Short problem.
Return the lines where the word "splitString" occurs.
'''
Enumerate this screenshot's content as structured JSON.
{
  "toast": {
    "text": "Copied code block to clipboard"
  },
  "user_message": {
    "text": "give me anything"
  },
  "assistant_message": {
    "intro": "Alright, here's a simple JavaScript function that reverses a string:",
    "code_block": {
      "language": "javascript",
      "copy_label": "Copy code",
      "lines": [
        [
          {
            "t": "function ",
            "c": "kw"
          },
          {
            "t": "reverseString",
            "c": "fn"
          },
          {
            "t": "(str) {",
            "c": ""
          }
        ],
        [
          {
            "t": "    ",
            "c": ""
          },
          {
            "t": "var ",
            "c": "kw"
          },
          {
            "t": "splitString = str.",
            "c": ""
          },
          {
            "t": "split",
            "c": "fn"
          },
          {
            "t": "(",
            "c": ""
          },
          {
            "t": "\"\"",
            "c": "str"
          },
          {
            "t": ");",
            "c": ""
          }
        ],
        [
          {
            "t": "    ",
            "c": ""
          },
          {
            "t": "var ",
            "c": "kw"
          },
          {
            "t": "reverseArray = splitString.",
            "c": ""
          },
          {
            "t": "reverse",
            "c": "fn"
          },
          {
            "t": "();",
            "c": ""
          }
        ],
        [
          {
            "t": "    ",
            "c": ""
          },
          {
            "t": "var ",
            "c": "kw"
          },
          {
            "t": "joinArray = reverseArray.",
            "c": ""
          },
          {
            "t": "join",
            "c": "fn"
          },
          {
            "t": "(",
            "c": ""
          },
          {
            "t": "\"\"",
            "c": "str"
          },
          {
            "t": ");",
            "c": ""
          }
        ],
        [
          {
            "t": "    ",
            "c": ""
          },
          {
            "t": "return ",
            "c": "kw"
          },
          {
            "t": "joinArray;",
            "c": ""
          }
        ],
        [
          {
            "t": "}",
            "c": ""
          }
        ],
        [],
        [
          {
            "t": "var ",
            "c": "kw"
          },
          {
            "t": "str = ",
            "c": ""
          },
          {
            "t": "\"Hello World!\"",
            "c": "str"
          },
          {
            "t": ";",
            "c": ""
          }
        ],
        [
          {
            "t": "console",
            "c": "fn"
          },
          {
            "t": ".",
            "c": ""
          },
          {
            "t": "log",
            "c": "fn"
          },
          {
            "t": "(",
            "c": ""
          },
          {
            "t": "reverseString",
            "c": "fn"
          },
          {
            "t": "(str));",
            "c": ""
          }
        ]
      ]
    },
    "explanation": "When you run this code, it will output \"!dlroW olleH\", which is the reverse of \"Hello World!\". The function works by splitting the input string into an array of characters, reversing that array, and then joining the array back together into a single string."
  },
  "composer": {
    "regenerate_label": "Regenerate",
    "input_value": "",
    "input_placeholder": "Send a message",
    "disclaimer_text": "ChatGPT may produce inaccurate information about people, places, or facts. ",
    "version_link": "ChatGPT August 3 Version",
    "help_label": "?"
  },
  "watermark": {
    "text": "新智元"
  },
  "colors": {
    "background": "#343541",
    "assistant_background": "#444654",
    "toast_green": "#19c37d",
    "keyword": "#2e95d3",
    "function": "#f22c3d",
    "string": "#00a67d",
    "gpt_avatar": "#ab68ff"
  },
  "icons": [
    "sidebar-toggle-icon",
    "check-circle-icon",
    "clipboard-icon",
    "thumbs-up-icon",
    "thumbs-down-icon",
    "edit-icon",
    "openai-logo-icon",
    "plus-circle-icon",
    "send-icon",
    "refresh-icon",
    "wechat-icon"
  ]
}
'''
Response to this exercise.
            "t": "splitString = str.",
            "t": "reverseArray = splitString.",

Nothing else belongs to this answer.